### Task prompt
Wherever the word "file" shows up in a line, please copy that line.

### Record list

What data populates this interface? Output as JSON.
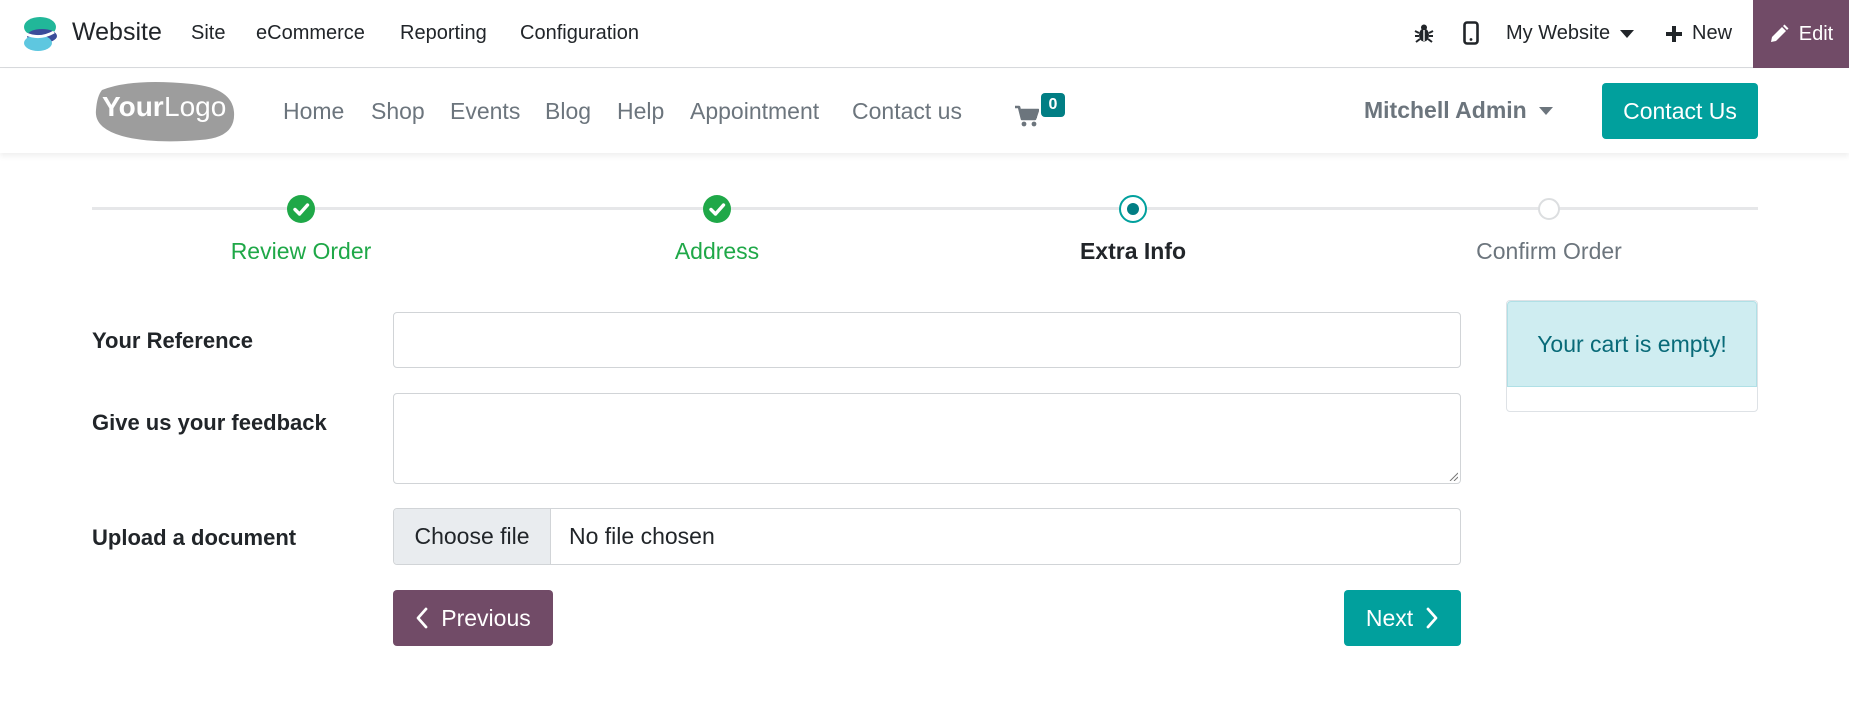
{
  "topbar": {
    "app_name": "Website",
    "menus": [
      "Site",
      "eCommerce",
      "Reporting",
      "Configuration"
    ],
    "website_switcher": "My Website",
    "new_label": "New",
    "edit_label": "Edit"
  },
  "header": {
    "logo_text": "YourLogo",
    "nav": [
      "Home",
      "Shop",
      "Events",
      "Blog",
      "Help",
      "Appointment",
      "Contact us"
    ],
    "cart_count": "0",
    "user_name": "Mitchell Admin",
    "contact_button": "Contact Us"
  },
  "wizard": {
    "steps": [
      {
        "label": "Review Order",
        "state": "done"
      },
      {
        "label": "Address",
        "state": "done"
      },
      {
        "label": "Extra Info",
        "state": "current"
      },
      {
        "label": "Confirm Order",
        "state": "todo"
      }
    ]
  },
  "form": {
    "reference_label": "Your Reference",
    "reference_value": "",
    "feedback_label": "Give us your feedback",
    "feedback_value": "",
    "upload_label": "Upload a document",
    "choose_file": "Choose file",
    "no_file": "No file chosen",
    "previous": "Previous",
    "next": "Next"
  },
  "cart_summary": {
    "message": "Your cart is empty!"
  },
  "colors": {
    "brand": "#714b67",
    "primary": "#01a09d",
    "success": "#1fa848",
    "info_bg": "#cfedf1",
    "info_text": "#086a78"
  }
}
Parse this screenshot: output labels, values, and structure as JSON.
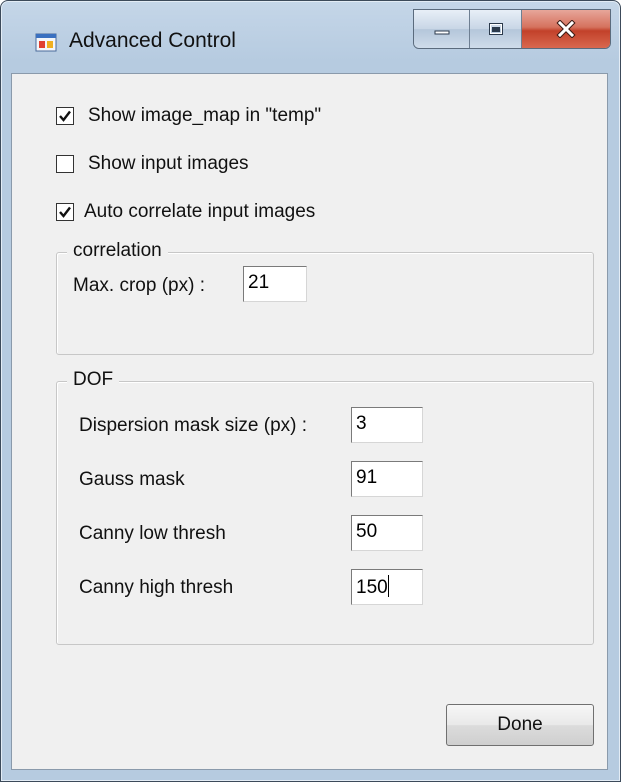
{
  "window": {
    "title": "Advanced Control",
    "icon": "app-window-icon"
  },
  "options": [
    {
      "label": "Show image_map in \"temp\"",
      "checked": true
    },
    {
      "label": "Show input images",
      "checked": false
    },
    {
      "label": "Auto correlate input images",
      "checked": true
    }
  ],
  "correlation": {
    "legend": "correlation",
    "max_crop_label": "Max. crop (px) :",
    "max_crop_value": "21"
  },
  "dof": {
    "legend": "DOF",
    "dispersion_label": "Dispersion mask size (px) :",
    "dispersion_value": "3",
    "gauss_label": "Gauss mask",
    "gauss_value": "91",
    "canny_low_label": "Canny low thresh",
    "canny_low_value": "50",
    "canny_high_label": "Canny high thresh",
    "canny_high_value": "150"
  },
  "buttons": {
    "done_label": "Done"
  }
}
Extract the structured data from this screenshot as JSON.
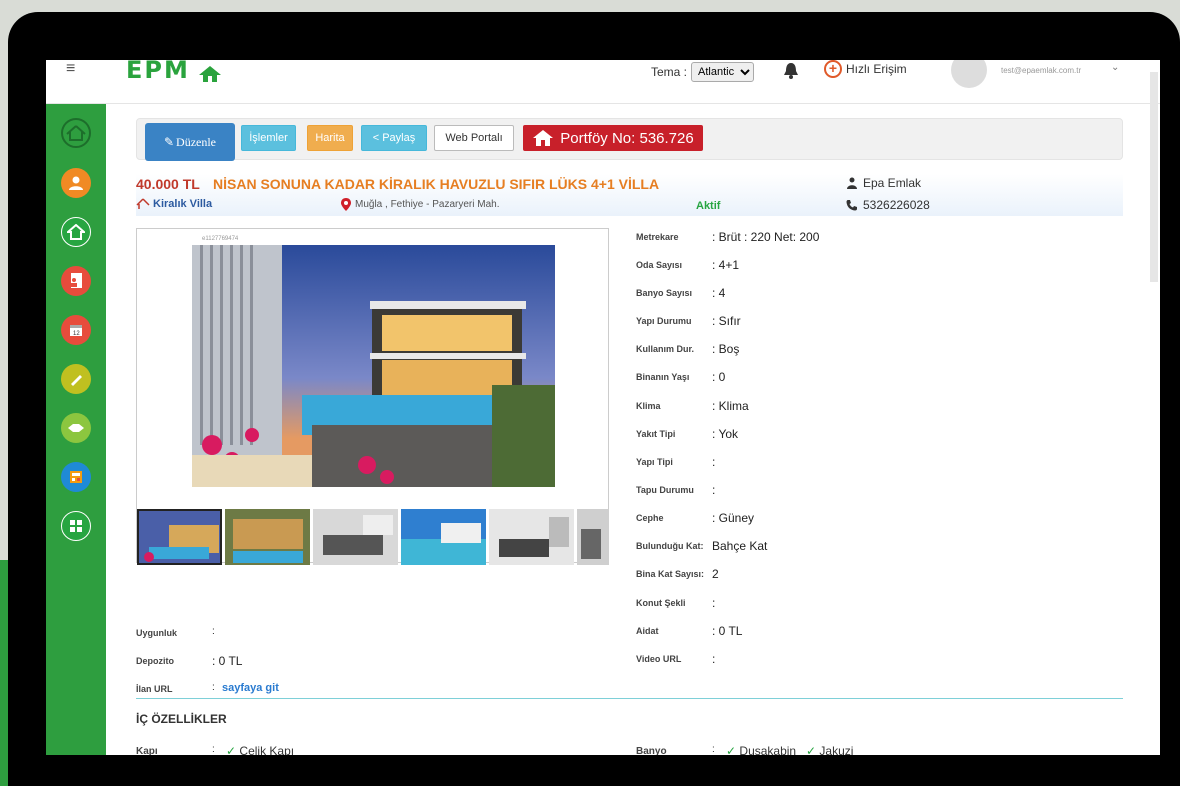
{
  "header": {
    "menu_icon": "≡",
    "logo_text": "EPM",
    "tema_label": "Tema :",
    "tema_selected": "Atlantic",
    "quick_access": "Hızlı Erişim",
    "user_email": "test@epaemlak.com.tr"
  },
  "sidebar": {
    "items": [
      {
        "icon": "home-outline-icon",
        "color": "#2e9e3f"
      },
      {
        "icon": "user-icon",
        "color": "#f08a24"
      },
      {
        "icon": "house-icon",
        "color": "#27a541"
      },
      {
        "icon": "document-person-icon",
        "color": "#e74c3c"
      },
      {
        "icon": "calendar-icon",
        "color": "#e74c3c"
      },
      {
        "icon": "pencil-icon",
        "color": "#c0c020"
      },
      {
        "icon": "handshake-icon",
        "color": "#8cc63f"
      },
      {
        "icon": "report-icon",
        "color": "#1f8ad6"
      },
      {
        "icon": "grid-icon",
        "color": "#27a541"
      }
    ]
  },
  "toolbar": {
    "edit_label": "Düzenle",
    "actions_label": "İşlemler",
    "map_label": "Harita",
    "share_label": "Paylaş",
    "web_portal_label": "Web Portalı",
    "portfolio_label": "Portföy No: 536.726"
  },
  "listing": {
    "price": "40.000 TL",
    "title": "NİSAN SONUNA KADAR KİRALIK HAVUZLU SIFIR LÜKS 4+1 VİLLA",
    "agency": "Epa Emlak",
    "type": "Kiralık Villa",
    "location": "Muğla , Fethiye - Pazaryeri Mah.",
    "status": "Aktif",
    "phone": "5326226028",
    "photo_id": "e1127769474"
  },
  "specs": [
    {
      "label": "Metrekare",
      "value": ": Brüt : 220 Net: 200"
    },
    {
      "label": "Oda Sayısı",
      "value": ": 4+1"
    },
    {
      "label": "Banyo Sayısı",
      "value": ": 4"
    },
    {
      "label": "Yapı Durumu",
      "value": ": Sıfır"
    },
    {
      "label": "Kullanım Dur.",
      "value": ": Boş"
    },
    {
      "label": "Binanın Yaşı",
      "value": ": 0"
    },
    {
      "label": "Klima",
      "value": ": Klima"
    },
    {
      "label": "Yakıt Tipi",
      "value": ": Yok"
    },
    {
      "label": "Yapı Tipi",
      "value": ":"
    },
    {
      "label": "Tapu Durumu",
      "value": ":"
    },
    {
      "label": "Cephe",
      "value": ": Güney"
    },
    {
      "label": "Bulunduğu Kat:",
      "value": "Bahçe Kat"
    },
    {
      "label": "Bina Kat Sayısı:",
      "value": "2"
    },
    {
      "label": "Konut Şekli",
      "value": ":"
    },
    {
      "label": "Aidat",
      "value": ": 0 TL"
    },
    {
      "label": "Video URL",
      "value": ":"
    }
  ],
  "info": {
    "uygunluk_label": "Uygunluk",
    "uygunluk_value": ":",
    "depozito_label": "Depozito",
    "depozito_value": ": 0 TL",
    "ilan_url_label": "İlan URL",
    "ilan_url_colon": ":",
    "ilan_url_link": "sayfaya git"
  },
  "features": {
    "section_title": "İÇ ÖZELLİKLER",
    "rows": [
      {
        "label": "Kapı",
        "colon": ":",
        "values": [
          "Çelik Kapı"
        ]
      },
      {
        "label": "Banyo",
        "colon": ":",
        "values": [
          "Duşakabin",
          "Jakuzi"
        ]
      }
    ]
  }
}
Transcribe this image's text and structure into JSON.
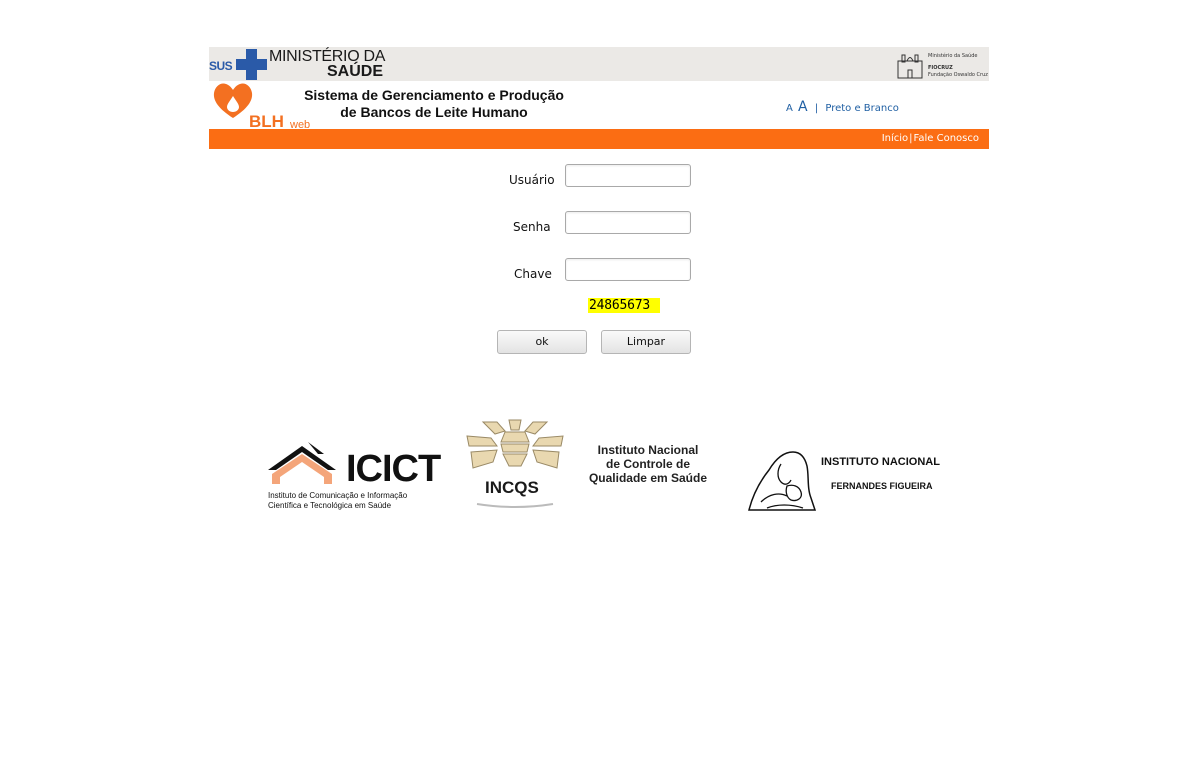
{
  "gov_header": {
    "sus_label": "SUS",
    "ministerio_line1": "MINISTÉRIO DA",
    "ministerio_line2": "SAÚDE",
    "fiocruz_line1": "Ministério da Saúde",
    "fiocruz_line2": "FIOCRUZ",
    "fiocruz_line3": "Fundação Oswaldo Cruz"
  },
  "app_header": {
    "logo_name": "BLH",
    "logo_suffix": "web",
    "title_line1": "Sistema de Gerenciamento e Produção",
    "title_line2": "de Bancos de Leite Humano",
    "font_small": "A",
    "font_large": "A",
    "separator": "|",
    "contrast_link": "Preto e Branco"
  },
  "nav": {
    "home": "Início",
    "separator": "|",
    "contact": "Fale Conosco",
    "bar_color": "#fb6d13"
  },
  "login_form": {
    "user_label": "Usuário",
    "user_value": "",
    "password_label": "Senha",
    "password_value": "",
    "key_label": "Chave",
    "key_value": "",
    "captcha_code": "24865673",
    "ok_button": "ok",
    "clear_button": "Limpar"
  },
  "partners": {
    "icict_name": "ICICT",
    "icict_sub_line1": "Instituto de Comunicação e Informação",
    "icict_sub_line2": "Científica e Tecnológica em Saúde",
    "incqs_name": "INCQS",
    "incqs_full_line1": "Instituto Nacional",
    "incqs_full_line2": "de Controle de",
    "incqs_full_line3": "Qualidade em Saúde",
    "iff_line1": "INSTITUTO NACIONAL",
    "iff_line2": "FERNANDES FIGUEIRA"
  },
  "colors": {
    "orange": "#fb6d13",
    "link_blue": "#1f5fa3",
    "sus_blue": "#2a5aa8",
    "captcha_bg": "#ffff00"
  }
}
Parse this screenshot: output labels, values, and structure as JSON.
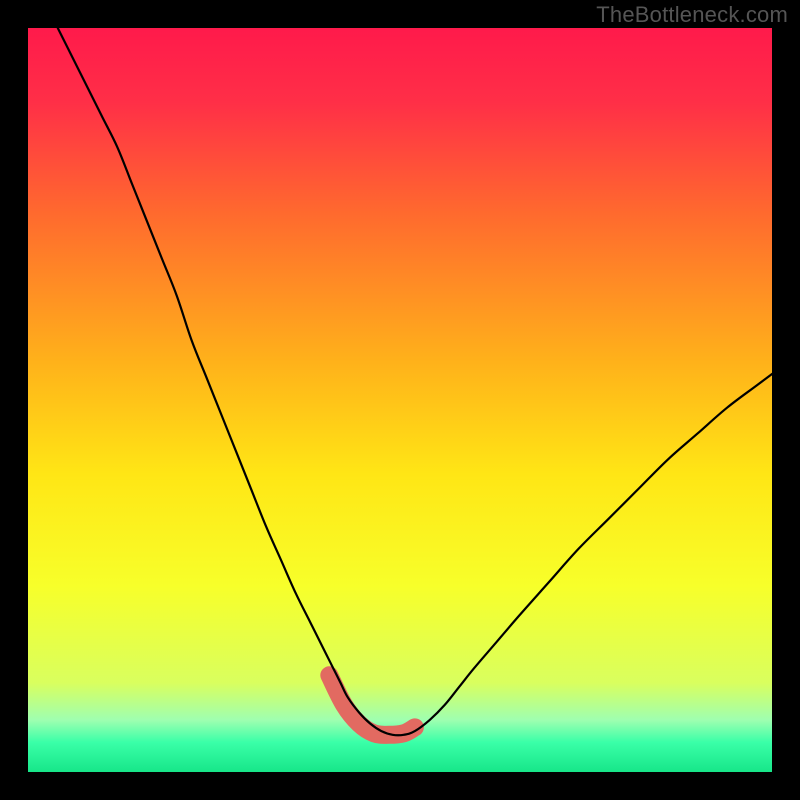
{
  "watermark": "TheBottleneck.com",
  "chart_data": {
    "type": "line",
    "title": "",
    "xlabel": "",
    "ylabel": "",
    "xlim": [
      0,
      100
    ],
    "ylim": [
      0,
      100
    ],
    "gradient_stops": [
      {
        "offset": 0.0,
        "color": "#ff1a4b"
      },
      {
        "offset": 0.1,
        "color": "#ff2f47"
      },
      {
        "offset": 0.25,
        "color": "#ff6a2e"
      },
      {
        "offset": 0.45,
        "color": "#ffb21a"
      },
      {
        "offset": 0.6,
        "color": "#ffe615"
      },
      {
        "offset": 0.75,
        "color": "#f7ff2a"
      },
      {
        "offset": 0.88,
        "color": "#d9ff5e"
      },
      {
        "offset": 0.93,
        "color": "#9fffb0"
      },
      {
        "offset": 0.96,
        "color": "#3affa8"
      },
      {
        "offset": 1.0,
        "color": "#17e689"
      }
    ],
    "series": [
      {
        "name": "bottleneck-curve",
        "type": "line",
        "x": [
          4,
          6,
          8,
          10,
          12,
          14,
          16,
          18,
          20,
          22,
          24,
          26,
          28,
          30,
          32,
          34,
          36,
          38,
          40,
          41,
          42,
          43,
          44.5,
          46,
          47.5,
          49,
          50.5,
          52,
          54,
          56,
          58,
          60,
          63,
          66,
          70,
          74,
          78,
          82,
          86,
          90,
          94,
          98,
          100
        ],
        "y": [
          100,
          96,
          92,
          88,
          84,
          79,
          74,
          69,
          64,
          58,
          53,
          48,
          43,
          38,
          33,
          28.5,
          24,
          20,
          16,
          14,
          12,
          10,
          8,
          6.5,
          5.5,
          5,
          5,
          5.5,
          7,
          9,
          11.5,
          14,
          17.5,
          21,
          25.5,
          30,
          34,
          38,
          42,
          45.5,
          49,
          52,
          53.5
        ]
      },
      {
        "name": "highlight-band",
        "type": "line",
        "stroke": "#e26a61",
        "stroke_width": 18,
        "x": [
          40.5,
          42.5,
          44.5,
          46.5,
          48.5,
          50.5,
          52.0
        ],
        "y": [
          13.0,
          9.0,
          6.5,
          5.2,
          5.0,
          5.2,
          6.0
        ]
      }
    ]
  }
}
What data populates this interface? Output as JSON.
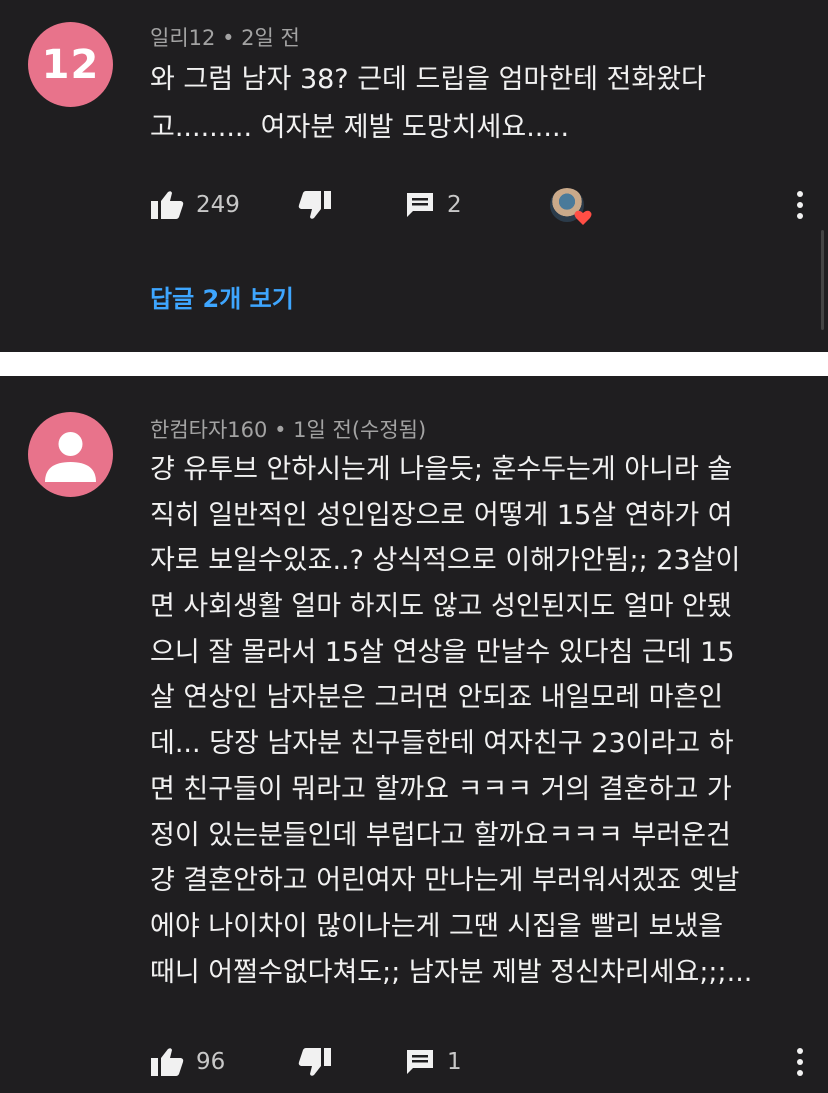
{
  "comments": [
    {
      "avatar_text": "12",
      "author": "일리12",
      "age": "2일 전",
      "lines": [
        "와 그럼 남자 38? 근데 드립을 엄마한테 전화왔다",
        "고......... 여자분 제발 도망치세요....."
      ],
      "likes": "249",
      "replies": "2",
      "view_replies": "답글 2개 보기"
    },
    {
      "author": "한컴타자160",
      "age": "1일 전(수정됨)",
      "lines": [
        "걍 유투브 안하시는게 나을듯; 훈수두는게 아니라 솔",
        "직히 일반적인 성인입장으로 어떻게 15살 연하가 여",
        "자로 보일수있죠..? 상식적으로 이해가안됨;; 23살이",
        "면 사회생활 얼마 하지도 않고 성인된지도 얼마 안됐",
        "으니 잘 몰라서 15살 연상을 만날수 있다침 근데 15",
        "살 연상인 남자분은 그러면 안되죠 내일모레 마흔인",
        "데... 당장 남자분 친구들한테 여자친구 23이라고 하",
        "면 친구들이 뭐라고 할까요 ㅋㅋㅋ 거의 결혼하고 가",
        "정이 있는분들인데 부럽다고 할까요ㅋㅋㅋ 부러운건",
        "걍 결혼안하고 어린여자 만나는게 부러워서겠죠 옛날",
        "에야 나이차이 많이나는게 그땐 시집을 빨리 보냈을",
        "때니 어쩔수없다쳐도;; 남자분 제발 정신차리세요;;;..."
      ],
      "likes": "96",
      "replies": "1"
    }
  ],
  "separator": "•",
  "icons": {
    "like": "thumbs-up-icon",
    "dislike": "thumbs-down-icon",
    "reply": "comment-icon",
    "more": "more-vert-icon",
    "heart": "heart-icon"
  },
  "colors": {
    "background": "#1f1e20",
    "avatar": "#e8738b",
    "link": "#3ea6ff",
    "heart": "#ff4e45"
  }
}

### Written answer
    "choose_file": "Choose file",
    "no_file": "No file chosen",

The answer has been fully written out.